* Start *
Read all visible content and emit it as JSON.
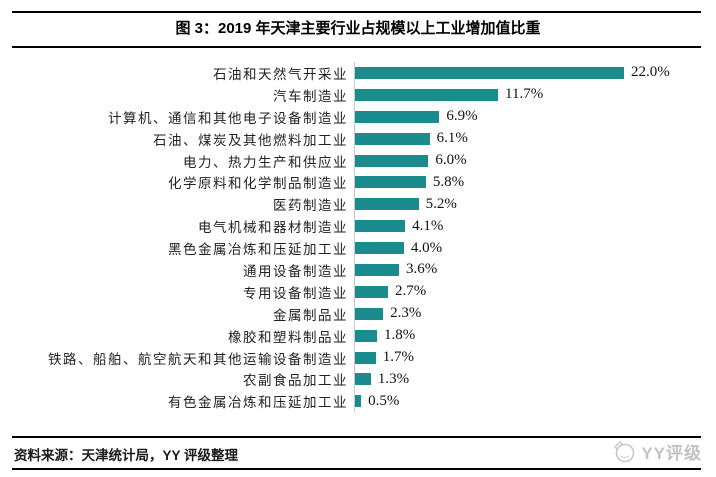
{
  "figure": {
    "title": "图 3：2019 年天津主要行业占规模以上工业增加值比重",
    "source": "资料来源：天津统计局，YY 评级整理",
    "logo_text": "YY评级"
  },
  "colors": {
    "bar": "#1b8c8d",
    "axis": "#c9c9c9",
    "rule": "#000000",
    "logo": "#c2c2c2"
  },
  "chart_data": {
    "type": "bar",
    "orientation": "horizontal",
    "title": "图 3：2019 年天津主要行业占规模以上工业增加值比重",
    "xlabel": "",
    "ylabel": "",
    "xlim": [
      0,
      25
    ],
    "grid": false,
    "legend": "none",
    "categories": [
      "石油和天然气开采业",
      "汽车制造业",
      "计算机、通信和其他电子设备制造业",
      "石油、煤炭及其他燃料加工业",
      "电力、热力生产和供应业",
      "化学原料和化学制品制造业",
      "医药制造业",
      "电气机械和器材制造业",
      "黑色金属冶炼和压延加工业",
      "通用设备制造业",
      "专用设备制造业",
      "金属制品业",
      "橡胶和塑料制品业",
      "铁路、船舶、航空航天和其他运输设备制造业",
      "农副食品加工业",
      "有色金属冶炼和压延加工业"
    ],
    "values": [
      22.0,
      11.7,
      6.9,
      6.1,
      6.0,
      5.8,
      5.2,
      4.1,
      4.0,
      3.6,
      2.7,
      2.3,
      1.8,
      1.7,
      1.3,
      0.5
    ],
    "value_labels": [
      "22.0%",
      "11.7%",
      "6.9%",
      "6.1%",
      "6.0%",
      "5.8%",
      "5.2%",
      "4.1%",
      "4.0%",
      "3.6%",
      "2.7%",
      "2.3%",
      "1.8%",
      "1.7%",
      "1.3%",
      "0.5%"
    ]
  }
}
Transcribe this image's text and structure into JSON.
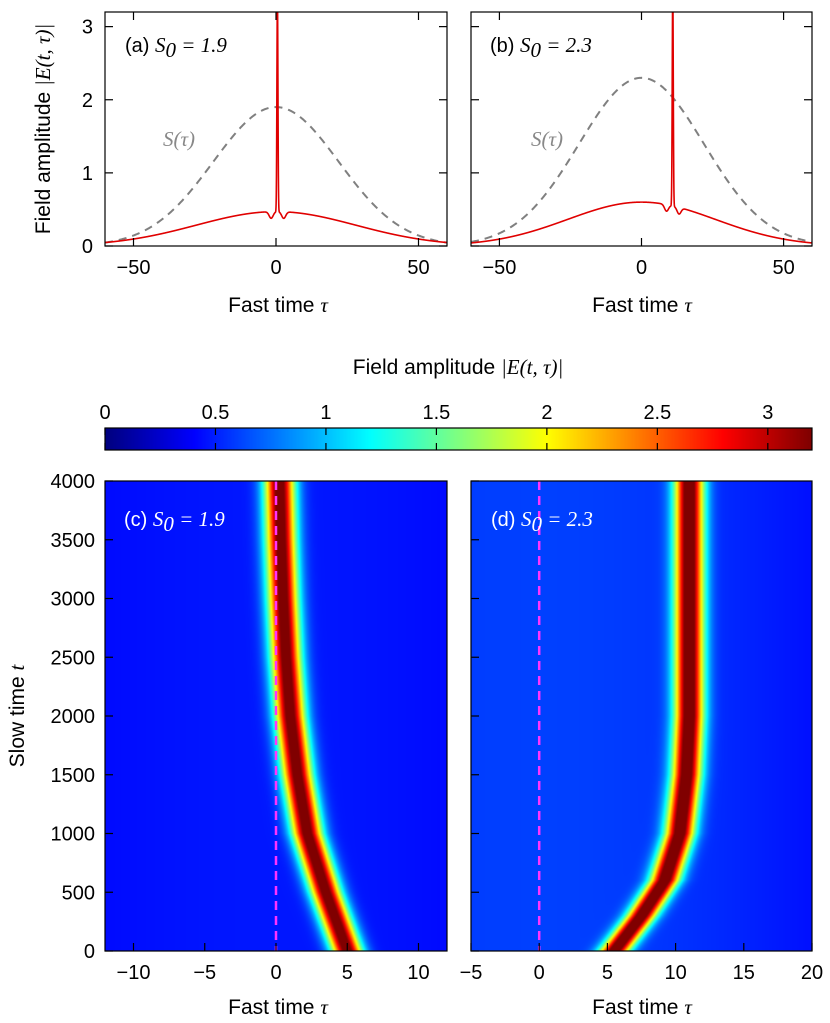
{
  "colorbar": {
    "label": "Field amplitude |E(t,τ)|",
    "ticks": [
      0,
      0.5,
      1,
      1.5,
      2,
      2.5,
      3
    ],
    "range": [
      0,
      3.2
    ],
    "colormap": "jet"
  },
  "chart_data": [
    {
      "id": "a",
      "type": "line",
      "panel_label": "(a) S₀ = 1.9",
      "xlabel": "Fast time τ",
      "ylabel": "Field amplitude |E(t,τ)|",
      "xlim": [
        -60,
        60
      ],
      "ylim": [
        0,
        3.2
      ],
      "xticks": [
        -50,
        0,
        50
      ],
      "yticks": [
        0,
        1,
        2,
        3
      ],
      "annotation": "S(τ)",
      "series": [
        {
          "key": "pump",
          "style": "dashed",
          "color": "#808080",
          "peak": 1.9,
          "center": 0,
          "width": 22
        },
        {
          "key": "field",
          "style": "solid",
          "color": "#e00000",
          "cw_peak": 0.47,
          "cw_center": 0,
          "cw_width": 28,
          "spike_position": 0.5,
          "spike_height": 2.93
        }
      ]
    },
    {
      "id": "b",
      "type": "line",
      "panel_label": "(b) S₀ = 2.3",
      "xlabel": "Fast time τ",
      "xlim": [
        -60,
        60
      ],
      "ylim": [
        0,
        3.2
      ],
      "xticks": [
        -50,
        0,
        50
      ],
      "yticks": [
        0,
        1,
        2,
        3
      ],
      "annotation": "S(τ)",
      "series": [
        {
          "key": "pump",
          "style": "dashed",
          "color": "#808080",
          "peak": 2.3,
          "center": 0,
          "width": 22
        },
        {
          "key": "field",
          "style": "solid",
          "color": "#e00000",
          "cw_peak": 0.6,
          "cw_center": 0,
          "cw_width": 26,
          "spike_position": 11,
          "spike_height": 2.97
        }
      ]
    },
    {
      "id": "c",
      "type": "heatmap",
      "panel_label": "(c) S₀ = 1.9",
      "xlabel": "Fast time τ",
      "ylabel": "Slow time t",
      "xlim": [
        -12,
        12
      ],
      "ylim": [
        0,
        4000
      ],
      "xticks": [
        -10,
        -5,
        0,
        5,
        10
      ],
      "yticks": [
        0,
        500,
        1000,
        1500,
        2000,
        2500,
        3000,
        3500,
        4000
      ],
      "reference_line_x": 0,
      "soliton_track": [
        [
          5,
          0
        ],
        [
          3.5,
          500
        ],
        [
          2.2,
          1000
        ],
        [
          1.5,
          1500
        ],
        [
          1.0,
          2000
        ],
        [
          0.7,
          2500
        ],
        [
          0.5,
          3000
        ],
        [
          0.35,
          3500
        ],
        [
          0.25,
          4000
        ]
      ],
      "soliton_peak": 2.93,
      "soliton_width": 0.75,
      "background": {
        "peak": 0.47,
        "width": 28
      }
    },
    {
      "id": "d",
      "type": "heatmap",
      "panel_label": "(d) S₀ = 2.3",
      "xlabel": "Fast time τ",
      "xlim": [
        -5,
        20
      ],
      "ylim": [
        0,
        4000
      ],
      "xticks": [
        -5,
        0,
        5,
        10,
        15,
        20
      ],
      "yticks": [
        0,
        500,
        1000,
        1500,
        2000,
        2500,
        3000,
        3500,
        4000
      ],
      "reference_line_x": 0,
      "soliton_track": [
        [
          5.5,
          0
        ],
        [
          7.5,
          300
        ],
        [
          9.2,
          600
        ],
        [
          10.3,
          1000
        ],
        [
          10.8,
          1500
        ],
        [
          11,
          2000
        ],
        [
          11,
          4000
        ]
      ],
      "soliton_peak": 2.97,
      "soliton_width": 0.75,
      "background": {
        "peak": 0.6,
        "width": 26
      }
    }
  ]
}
* End *
* Start *
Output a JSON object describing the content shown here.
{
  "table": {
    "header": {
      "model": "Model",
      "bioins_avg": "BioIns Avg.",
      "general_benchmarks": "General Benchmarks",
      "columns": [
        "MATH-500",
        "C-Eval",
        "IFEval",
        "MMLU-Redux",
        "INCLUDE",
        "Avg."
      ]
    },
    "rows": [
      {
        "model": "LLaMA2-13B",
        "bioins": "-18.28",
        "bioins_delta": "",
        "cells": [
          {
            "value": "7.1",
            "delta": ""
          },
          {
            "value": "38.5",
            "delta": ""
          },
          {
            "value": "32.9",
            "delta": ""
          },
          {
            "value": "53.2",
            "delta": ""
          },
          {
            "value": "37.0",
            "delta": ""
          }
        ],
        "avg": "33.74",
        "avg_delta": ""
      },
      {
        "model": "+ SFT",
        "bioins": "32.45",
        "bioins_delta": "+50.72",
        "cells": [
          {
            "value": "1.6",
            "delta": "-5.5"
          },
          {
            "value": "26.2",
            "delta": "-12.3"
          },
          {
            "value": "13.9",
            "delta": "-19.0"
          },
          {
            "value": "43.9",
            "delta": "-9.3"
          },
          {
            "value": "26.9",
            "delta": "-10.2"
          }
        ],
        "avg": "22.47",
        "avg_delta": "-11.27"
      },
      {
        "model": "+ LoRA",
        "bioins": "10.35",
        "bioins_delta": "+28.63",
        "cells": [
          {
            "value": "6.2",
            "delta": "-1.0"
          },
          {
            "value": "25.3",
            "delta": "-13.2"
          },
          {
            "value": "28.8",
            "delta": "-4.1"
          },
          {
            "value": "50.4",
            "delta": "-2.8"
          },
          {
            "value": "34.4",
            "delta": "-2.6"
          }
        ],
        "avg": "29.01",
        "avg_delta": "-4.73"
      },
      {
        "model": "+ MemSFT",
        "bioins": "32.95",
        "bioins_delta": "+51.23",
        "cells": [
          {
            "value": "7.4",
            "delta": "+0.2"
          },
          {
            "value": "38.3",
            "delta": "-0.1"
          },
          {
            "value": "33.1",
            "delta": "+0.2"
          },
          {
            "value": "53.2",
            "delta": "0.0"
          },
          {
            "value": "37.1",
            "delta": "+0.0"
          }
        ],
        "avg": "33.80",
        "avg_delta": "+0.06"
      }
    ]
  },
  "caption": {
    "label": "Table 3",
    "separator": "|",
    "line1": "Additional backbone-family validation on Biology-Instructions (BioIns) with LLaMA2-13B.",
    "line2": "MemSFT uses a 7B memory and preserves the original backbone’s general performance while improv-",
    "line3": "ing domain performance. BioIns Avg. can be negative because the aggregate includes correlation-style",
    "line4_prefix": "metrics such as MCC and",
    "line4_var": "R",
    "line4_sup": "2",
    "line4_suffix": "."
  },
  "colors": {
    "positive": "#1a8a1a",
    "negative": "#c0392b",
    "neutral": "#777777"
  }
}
* End *
* Start *
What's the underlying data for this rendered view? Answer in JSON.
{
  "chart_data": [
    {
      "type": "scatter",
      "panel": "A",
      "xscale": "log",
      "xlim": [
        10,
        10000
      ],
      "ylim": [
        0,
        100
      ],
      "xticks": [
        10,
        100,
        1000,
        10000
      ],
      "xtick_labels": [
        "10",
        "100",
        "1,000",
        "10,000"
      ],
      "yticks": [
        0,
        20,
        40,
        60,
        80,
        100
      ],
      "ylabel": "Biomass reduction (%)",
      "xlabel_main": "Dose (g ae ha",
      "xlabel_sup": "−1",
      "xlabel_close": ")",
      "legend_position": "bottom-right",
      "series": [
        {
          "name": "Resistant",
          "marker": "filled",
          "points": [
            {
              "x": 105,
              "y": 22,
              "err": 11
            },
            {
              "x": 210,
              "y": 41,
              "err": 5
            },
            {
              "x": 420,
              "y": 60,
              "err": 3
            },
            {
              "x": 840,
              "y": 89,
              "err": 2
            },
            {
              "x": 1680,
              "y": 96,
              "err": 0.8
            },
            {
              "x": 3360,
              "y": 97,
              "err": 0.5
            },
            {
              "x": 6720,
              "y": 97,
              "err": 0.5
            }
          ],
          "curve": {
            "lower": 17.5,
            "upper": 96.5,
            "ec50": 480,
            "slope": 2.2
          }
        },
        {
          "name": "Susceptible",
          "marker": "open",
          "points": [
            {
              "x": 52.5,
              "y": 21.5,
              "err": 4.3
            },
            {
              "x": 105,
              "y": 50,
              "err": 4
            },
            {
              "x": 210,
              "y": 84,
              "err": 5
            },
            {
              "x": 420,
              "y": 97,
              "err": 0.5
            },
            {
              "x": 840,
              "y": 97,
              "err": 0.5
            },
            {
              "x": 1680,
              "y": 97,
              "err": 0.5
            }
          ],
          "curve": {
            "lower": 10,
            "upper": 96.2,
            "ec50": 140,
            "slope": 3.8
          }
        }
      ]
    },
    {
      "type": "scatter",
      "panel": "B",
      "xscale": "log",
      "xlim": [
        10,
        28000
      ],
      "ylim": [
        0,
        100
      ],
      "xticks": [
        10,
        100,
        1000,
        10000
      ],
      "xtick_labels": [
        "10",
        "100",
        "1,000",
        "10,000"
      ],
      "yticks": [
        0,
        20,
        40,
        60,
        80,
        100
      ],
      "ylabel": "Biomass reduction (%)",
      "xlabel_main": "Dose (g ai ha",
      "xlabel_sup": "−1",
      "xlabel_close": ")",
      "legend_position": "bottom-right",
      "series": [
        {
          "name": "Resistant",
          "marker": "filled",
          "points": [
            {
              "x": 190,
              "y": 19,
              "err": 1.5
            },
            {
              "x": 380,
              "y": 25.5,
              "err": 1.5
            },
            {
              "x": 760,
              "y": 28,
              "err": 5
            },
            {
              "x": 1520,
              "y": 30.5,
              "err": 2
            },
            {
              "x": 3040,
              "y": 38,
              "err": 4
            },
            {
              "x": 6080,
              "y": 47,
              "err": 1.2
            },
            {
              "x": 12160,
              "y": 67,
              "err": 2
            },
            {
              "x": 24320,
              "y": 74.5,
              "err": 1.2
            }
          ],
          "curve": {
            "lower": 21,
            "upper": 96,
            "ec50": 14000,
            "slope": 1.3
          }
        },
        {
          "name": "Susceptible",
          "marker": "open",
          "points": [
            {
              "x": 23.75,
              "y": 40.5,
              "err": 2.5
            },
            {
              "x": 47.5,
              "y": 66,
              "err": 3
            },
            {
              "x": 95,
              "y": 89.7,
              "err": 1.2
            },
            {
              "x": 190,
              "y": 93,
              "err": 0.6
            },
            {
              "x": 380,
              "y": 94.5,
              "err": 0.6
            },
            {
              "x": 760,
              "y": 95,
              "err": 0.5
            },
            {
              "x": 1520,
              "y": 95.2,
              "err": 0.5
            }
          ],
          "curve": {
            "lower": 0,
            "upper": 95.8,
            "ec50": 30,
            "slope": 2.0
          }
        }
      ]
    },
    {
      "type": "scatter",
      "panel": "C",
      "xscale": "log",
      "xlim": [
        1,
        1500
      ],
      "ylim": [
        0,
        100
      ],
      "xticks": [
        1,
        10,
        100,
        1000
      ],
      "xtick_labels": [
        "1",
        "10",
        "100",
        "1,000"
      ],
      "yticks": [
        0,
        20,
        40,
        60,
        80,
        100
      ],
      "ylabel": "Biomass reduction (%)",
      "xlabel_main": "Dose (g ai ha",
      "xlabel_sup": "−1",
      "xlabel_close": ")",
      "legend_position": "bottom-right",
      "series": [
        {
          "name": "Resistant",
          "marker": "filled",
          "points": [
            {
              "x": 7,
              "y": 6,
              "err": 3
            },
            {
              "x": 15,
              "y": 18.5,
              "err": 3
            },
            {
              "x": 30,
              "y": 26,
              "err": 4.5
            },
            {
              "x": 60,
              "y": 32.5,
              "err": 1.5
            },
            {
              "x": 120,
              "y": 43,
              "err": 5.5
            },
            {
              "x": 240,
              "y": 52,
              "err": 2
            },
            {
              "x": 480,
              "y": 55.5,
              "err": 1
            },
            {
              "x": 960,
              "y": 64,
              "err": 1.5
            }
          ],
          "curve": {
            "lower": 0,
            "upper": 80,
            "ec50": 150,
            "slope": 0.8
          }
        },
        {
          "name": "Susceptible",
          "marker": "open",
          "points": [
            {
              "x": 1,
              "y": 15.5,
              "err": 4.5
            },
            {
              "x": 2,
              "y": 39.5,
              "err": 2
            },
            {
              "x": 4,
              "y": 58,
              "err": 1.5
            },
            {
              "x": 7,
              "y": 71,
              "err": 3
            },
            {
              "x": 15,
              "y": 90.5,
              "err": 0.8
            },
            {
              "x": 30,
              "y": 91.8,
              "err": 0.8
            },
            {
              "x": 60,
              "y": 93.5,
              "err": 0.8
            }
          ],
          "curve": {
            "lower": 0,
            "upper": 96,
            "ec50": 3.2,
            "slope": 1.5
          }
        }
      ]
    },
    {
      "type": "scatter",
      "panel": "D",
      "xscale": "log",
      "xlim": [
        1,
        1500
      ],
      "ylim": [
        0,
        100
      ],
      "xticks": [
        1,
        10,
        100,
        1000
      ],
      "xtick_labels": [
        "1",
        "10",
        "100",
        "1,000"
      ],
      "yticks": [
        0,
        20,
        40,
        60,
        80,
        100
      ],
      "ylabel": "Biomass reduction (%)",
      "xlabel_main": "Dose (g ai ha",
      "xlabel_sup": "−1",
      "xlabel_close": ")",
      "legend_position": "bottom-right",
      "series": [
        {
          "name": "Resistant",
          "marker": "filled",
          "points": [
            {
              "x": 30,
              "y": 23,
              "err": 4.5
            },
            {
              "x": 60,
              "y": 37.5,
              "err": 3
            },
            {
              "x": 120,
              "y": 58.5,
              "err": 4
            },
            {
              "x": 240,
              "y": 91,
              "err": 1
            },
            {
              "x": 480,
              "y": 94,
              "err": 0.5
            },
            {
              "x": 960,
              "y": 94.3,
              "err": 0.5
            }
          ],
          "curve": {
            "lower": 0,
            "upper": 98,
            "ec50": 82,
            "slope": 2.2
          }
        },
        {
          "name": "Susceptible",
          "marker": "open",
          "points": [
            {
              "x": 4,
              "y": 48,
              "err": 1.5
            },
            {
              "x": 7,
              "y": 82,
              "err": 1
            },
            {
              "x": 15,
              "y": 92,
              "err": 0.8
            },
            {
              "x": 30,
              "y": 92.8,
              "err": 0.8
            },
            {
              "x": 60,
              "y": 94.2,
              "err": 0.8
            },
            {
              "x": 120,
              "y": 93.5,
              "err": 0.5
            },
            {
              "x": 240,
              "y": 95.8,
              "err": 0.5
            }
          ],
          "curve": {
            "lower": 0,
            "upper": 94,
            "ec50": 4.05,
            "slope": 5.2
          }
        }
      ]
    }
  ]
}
* End *
Find the lines containing "slope" and list every one of them.

TASK ANSWER>
            "slope": 2.2
            "slope": 3.8
            "slope": 1.3
            "slope": 2.0
            "slope": 0.8
            "slope": 1.5
            "slope": 2.2
            "slope": 5.2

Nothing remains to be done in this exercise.